Task requirements —
Omit all pictures. Copy the rest of the material exactly.

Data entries
(begin)
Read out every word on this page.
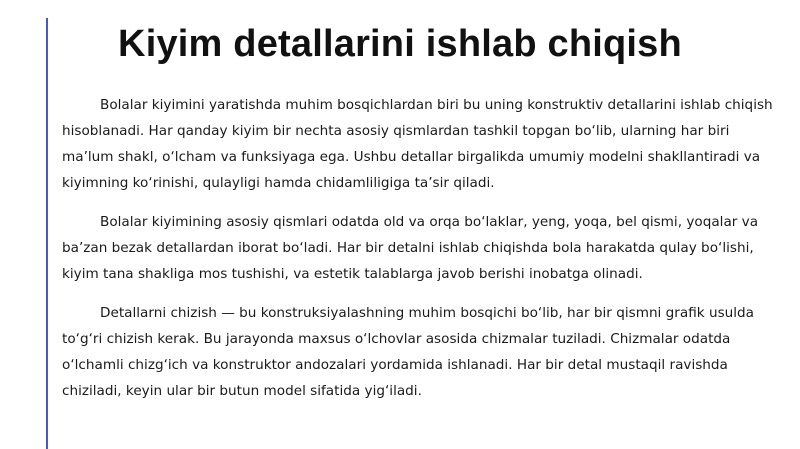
Kiyim detallarini ishlab chiqish

Bolalar kiyimini yaratishda muhim bosqichlardan biri bu uning konstruktiv detallarini ishlab chiqish hisoblanadi. Har qanday kiyim bir nechta asosiy qismlardan tashkil topgan bo‘lib, ularning har biri ma’lum shakl, o‘lcham va funksiyaga ega. Ushbu detallar birgalikda umumiy modelni shakllantiradi va kiyimning ko‘rinishi, qulayligi hamda chidamliligiga ta’sir qiladi.

Bolalar kiyimining asosiy qismlari odatda old va orqa bo‘laklar, yeng, yoqa, bel qismi, yoqalar va ba’zan bezak detallardan iborat bo‘ladi. Har bir detalni ishlab chiqishda bola harakatda qulay bo‘lishi, kiyim tana shakliga mos tushishi, va estetik talablarga javob berishi inobatga olinadi.

Detallarni chizish — bu konstruksiyalashning muhim bosqichi bo‘lib, har bir qismni grafik usulda to‘g‘ri chizish kerak. Bu jarayonda maxsus o‘lchovlar asosida chizmalar tuziladi. Chizmalar odatda o‘lchamli chizg‘ich va konstruktor andozalari yordamida ishlanadi. Har bir detal mustaqil ravishda chiziladi, keyin ular bir butun model sifatida yig‘iladi.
(end)
Correct response —
Read out every word on this page.
Kiyim detallarini ishlab chiqish

Bolalar kiyimini yaratishda muhim bosqichlardan biri bu uning konstruktiv detallarini ishlab chiqish hisoblanadi. Har qanday kiyim bir nechta asosiy qismlardan tashkil topgan bo‘lib, ularning har biri ma’lum shakl, o‘lcham va funksiyaga ega. Ushbu detallar birgalikda umumiy modelni shakllantiradi va kiyimning ko‘rinishi, qulayligi hamda chidamliligiga ta’sir qiladi.

Bolalar kiyimining asosiy qismlari odatda old va orqa bo‘laklar, yeng, yoqa, bel qismi, yoqalar va ba’zan bezak detallardan iborat bo‘ladi. Har bir detalni ishlab chiqishda bola harakatda qulay bo‘lishi, kiyim tana shakliga mos tushishi, va estetik talablarga javob berishi inobatga olinadi.

Detallarni chizish — bu konstruksiyalashning muhim bosqichi bo‘lib, har bir qismni grafik usulda to‘g‘ri chizish kerak. Bu jarayonda maxsus o‘lchovlar asosida chizmalar tuziladi. Chizmalar odatda o‘lchamli chizg‘ich va konstruktor andozalari yordamida ishlanadi. Har bir detal mustaqil ravishda chiziladi, keyin ular bir butun model sifatida yig‘iladi.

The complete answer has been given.